== Extracted information

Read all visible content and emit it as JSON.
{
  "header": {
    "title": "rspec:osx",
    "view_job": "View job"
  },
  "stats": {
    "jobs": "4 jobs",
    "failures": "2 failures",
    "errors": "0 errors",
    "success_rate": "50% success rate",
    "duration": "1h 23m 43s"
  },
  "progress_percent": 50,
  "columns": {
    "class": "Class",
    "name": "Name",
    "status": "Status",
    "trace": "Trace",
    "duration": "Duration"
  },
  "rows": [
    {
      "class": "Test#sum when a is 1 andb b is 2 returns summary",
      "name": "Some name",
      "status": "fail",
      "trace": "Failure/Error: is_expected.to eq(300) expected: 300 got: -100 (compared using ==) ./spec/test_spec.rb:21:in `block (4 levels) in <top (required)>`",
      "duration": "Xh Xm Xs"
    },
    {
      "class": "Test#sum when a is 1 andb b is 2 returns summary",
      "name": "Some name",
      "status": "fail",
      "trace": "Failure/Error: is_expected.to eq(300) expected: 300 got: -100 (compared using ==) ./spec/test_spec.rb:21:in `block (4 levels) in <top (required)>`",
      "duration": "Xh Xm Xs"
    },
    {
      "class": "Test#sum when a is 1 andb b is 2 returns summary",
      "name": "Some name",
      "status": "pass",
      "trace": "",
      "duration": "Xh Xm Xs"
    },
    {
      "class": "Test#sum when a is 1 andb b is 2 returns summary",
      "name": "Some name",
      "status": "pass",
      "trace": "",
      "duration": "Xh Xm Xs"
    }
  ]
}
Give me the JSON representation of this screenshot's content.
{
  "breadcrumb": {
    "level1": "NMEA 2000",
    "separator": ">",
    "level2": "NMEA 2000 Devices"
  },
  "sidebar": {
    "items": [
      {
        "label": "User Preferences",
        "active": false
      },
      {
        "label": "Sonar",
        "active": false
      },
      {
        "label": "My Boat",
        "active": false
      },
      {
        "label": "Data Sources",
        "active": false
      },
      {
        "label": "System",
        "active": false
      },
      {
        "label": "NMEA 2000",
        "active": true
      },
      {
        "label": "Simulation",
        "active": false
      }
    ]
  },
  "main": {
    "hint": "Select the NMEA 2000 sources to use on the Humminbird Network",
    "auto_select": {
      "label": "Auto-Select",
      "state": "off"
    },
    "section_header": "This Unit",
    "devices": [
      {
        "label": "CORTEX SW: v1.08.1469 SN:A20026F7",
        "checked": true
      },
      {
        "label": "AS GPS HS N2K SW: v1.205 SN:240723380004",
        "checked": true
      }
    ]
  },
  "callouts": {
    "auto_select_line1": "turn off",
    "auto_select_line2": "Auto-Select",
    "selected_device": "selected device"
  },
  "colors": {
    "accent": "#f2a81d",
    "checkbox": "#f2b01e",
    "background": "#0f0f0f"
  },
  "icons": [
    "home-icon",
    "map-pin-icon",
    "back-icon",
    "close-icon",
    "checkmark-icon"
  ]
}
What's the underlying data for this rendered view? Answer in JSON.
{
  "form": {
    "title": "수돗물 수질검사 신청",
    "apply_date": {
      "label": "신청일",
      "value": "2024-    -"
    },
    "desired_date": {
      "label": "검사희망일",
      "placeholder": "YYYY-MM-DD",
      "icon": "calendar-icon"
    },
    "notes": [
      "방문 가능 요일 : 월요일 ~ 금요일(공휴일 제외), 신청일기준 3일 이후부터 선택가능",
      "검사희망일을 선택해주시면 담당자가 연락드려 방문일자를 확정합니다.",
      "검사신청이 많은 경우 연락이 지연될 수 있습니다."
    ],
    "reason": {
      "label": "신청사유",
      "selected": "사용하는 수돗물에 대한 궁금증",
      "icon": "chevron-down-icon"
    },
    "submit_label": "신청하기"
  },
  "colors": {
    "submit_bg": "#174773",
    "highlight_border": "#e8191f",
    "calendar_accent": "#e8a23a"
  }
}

====

▶ [What to do]: Print every record above exactly as written.

▶ [Written solution]:
Read all visible content and emit it as JSON.
{
  "header": {
    "title": "rspec:osx",
    "view_job": "View job"
  },
  "stats": {
    "jobs": "4 jobs",
    "failures": "2 failures",
    "errors": "0 errors",
    "success_rate": "50% success rate",
    "duration": "1h 23m 43s"
  },
  "progress_percent": 50,
  "columns": {
    "class": "Class",
    "name": "Name",
    "status": "Status",
    "trace": "Trace",
    "duration": "Duration"
  },
  "rows": [
    {
      "class": "Test#sum when a is 1 andb b is 2 returns summary",
      "name": "Some name",
      "status": "fail",
      "trace": "Failure/Error: is_expected.to eq(300) expected: 300 got: -100 (compared using ==) ./spec/test_spec.rb:21:in `block (4 levels) in <top (required)>`",
      "duration": "Xh Xm Xs"
    },
    {
      "class": "Test#sum when a is 1 andb b is 2 returns summary",
      "name": "Some name",
      "status": "fail",
      "trace": "Failure/Error: is_expected.to eq(300) expected: 300 got: -100 (compared using ==) ./spec/test_spec.rb:21:in `block (4 levels) in <top (required)>`",
      "duration": "Xh Xm Xs"
    },
    {
      "class": "Test#sum when a is 1 andb b is 2 returns summary",
      "name": "Some name",
      "status": "pass",
      "trace": "",
      "duration": "Xh Xm Xs"
    },
    {
      "class": "Test#sum when a is 1 andb b is 2 returns summary",
      "name": "Some name",
      "status": "pass",
      "trace": "",
      "duration": "Xh Xm Xs"
    }
  ]
}
Give me the JSON representation of this screenshot's content.
{
  "breadcrumb": {
    "level1": "NMEA 2000",
    "separator": ">",
    "level2": "NMEA 2000 Devices"
  },
  "sidebar": {
    "items": [
      {
        "label": "User Preferences",
        "active": false
      },
      {
        "label": "Sonar",
        "active": false
      },
      {
        "label": "My Boat",
        "active": false
      },
      {
        "label": "Data Sources",
        "active": false
      },
      {
        "label": "System",
        "active": false
      },
      {
        "label": "NMEA 2000",
        "active": true
      },
      {
        "label": "Simulation",
        "active": false
      }
    ]
  },
  "main": {
    "hint": "Select the NMEA 2000 sources to use on the Humminbird Network",
    "auto_select": {
      "label": "Auto-Select",
      "state": "off"
    },
    "section_header": "This Unit",
    "devices": [
      {
        "label": "CORTEX SW: v1.08.1469 SN:A20026F7",
        "checked": true
      },
      {
        "label": "AS GPS HS N2K SW: v1.205 SN:240723380004",
        "checked": true
      }
    ]
  },
  "callouts": {
    "auto_select_line1": "turn off",
    "auto_select_line2": "Auto-Select",
    "selected_device": "selected device"
  },
  "colors": {
    "accent": "#f2a81d",
    "checkbox": "#f2b01e",
    "background": "#0f0f0f"
  },
  "icons": [
    "home-icon",
    "map-pin-icon",
    "back-icon",
    "close-icon",
    "checkmark-icon"
  ]
}
What's the underlying data for this rendered view? Answer in JSON.
{
  "form": {
    "title": "수돗물 수질검사 신청",
    "apply_date": {
      "label": "신청일",
      "value": "2024-    -"
    },
    "desired_date": {
      "label": "검사희망일",
      "placeholder": "YYYY-MM-DD",
      "icon": "calendar-icon"
    },
    "notes": [
      "방문 가능 요일 : 월요일 ~ 금요일(공휴일 제외), 신청일기준 3일 이후부터 선택가능",
      "검사희망일을 선택해주시면 담당자가 연락드려 방문일자를 확정합니다.",
      "검사신청이 많은 경우 연락이 지연될 수 있습니다."
    ],
    "reason": {
      "label": "신청사유",
      "selected": "사용하는 수돗물에 대한 궁금증",
      "icon": "chevron-down-icon"
    },
    "submit_label": "신청하기"
  },
  "colors": {
    "submit_bg": "#174773",
    "highlight_border": "#e8191f",
    "calendar_accent": "#e8a23a"
  }
}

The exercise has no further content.